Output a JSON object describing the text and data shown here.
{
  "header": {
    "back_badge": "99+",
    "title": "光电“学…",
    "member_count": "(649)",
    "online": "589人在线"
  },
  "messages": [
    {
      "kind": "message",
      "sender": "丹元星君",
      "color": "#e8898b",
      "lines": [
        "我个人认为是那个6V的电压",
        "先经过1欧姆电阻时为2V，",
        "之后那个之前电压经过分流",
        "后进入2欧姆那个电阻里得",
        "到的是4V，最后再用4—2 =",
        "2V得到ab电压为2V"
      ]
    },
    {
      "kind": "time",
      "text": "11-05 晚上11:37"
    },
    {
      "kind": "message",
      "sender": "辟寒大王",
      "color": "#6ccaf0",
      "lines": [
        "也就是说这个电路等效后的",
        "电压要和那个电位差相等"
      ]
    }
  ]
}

○ ○ ○ ○ ○ ○ ○

_EXERCISE_. Take every line from the data that contains the word "text".

_OUTPUT FOR THIS EXERCISE_.
Output a JSON object describing the text and data shown here.
      "text": "11-05 晚上11:37"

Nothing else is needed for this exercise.